(SUPPLIED MATERIAL):

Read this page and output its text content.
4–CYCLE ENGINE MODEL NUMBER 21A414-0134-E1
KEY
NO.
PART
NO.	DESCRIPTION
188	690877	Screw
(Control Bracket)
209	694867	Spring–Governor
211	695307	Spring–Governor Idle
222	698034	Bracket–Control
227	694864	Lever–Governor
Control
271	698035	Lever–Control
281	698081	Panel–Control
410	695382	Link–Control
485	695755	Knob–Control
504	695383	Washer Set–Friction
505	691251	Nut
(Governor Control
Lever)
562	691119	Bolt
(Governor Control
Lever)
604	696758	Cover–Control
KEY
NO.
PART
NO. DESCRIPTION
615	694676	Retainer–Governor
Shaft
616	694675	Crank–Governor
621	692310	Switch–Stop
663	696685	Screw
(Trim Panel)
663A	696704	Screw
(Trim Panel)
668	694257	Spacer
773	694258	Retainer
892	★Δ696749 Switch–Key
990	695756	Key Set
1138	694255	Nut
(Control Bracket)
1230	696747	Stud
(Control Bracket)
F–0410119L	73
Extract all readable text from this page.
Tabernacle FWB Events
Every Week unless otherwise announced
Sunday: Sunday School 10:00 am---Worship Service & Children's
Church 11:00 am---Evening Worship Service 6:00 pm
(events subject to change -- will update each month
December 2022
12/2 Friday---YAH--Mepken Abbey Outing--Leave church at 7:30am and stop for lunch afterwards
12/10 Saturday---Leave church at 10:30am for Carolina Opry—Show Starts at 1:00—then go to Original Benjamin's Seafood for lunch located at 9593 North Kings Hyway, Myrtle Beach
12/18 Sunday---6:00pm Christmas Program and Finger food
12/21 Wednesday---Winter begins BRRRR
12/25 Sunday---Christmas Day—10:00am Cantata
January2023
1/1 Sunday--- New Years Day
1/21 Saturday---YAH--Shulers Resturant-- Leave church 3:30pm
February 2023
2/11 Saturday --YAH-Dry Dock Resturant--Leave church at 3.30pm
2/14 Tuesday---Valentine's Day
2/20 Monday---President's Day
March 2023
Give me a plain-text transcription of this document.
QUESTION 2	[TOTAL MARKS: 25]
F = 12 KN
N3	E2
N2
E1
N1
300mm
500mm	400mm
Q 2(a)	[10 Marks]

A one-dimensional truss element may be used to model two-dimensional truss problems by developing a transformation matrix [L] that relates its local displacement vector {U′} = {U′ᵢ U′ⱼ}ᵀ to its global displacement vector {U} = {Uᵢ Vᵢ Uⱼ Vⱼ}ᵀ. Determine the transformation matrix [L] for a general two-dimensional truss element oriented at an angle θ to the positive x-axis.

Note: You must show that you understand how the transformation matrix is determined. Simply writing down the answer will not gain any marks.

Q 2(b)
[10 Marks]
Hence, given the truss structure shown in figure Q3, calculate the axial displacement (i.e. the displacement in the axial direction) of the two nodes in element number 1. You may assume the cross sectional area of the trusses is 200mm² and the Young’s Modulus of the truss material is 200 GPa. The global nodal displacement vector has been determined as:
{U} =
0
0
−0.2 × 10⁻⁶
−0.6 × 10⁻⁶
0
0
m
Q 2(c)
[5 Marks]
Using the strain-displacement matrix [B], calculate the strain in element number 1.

(STATED EXERCISE):
Reproduce exactly the line containing "Extract all readable text from this page." and every line after it through the end of the records above, and nothing else.

(FINISHED EXERCISE):
Extract all readable text from this page.
Tabernacle FWB Events
Every Week unless otherwise announced
Sunday: Sunday School 10:00 am---Worship Service & Children's
Church 11:00 am---Evening Worship Service 6:00 pm
(events subject to change -- will update each month
December 2022
12/2 Friday---YAH--Mepken Abbey Outing--Leave church at 7:30am and stop for lunch afterwards
12/10 Saturday---Leave church at 10:30am for Carolina Opry—Show Starts at 1:00—then go to Original Benjamin's Seafood for lunch located at 9593 North Kings Hyway, Myrtle Beach
12/18 Sunday---6:00pm Christmas Program and Finger food
12/21 Wednesday---Winter begins BRRRR
12/25 Sunday---Christmas Day—10:00am Cantata
January2023
1/1 Sunday--- New Years Day
1/21 Saturday---YAH--Shulers Resturant-- Leave church 3:30pm
February 2023
2/11 Saturday --YAH-Dry Dock Resturant--Leave church at 3.30pm
2/14 Tuesday---Valentine's Day
2/20 Monday---President's Day
March 2023
Give me a plain-text transcription of this document.
QUESTION 2	[TOTAL MARKS: 25]
F = 12 KN
N3	E2
N2
E1
N1
300mm
500mm	400mm
Q 2(a)	[10 Marks]

A one-dimensional truss element may be used to model two-dimensional truss problems by developing a transformation matrix [L] that relates its local displacement vector {U′} = {U′ᵢ U′ⱼ}ᵀ to its global displacement vector {U} = {Uᵢ Vᵢ Uⱼ Vⱼ}ᵀ. Determine the transformation matrix [L] for a general two-dimensional truss element oriented at an angle θ to the positive x-axis.

Note: You must show that you understand how the transformation matrix is determined. Simply writing down the answer will not gain any marks.

Q 2(b)
[10 Marks]
Hence, given the truss structure shown in figure Q3, calculate the axial displacement (i.e. the displacement in the axial direction) of the two nodes in element number 1. You may assume the cross sectional area of the trusses is 200mm² and the Young’s Modulus of the truss material is 200 GPa. The global nodal displacement vector has been determined as:
{U} =
0
0
−0.2 × 10⁻⁶
−0.6 × 10⁻⁶
0
0
m
Q 2(c)
[5 Marks]
Using the strain-displacement matrix [B], calculate the strain in element number 1.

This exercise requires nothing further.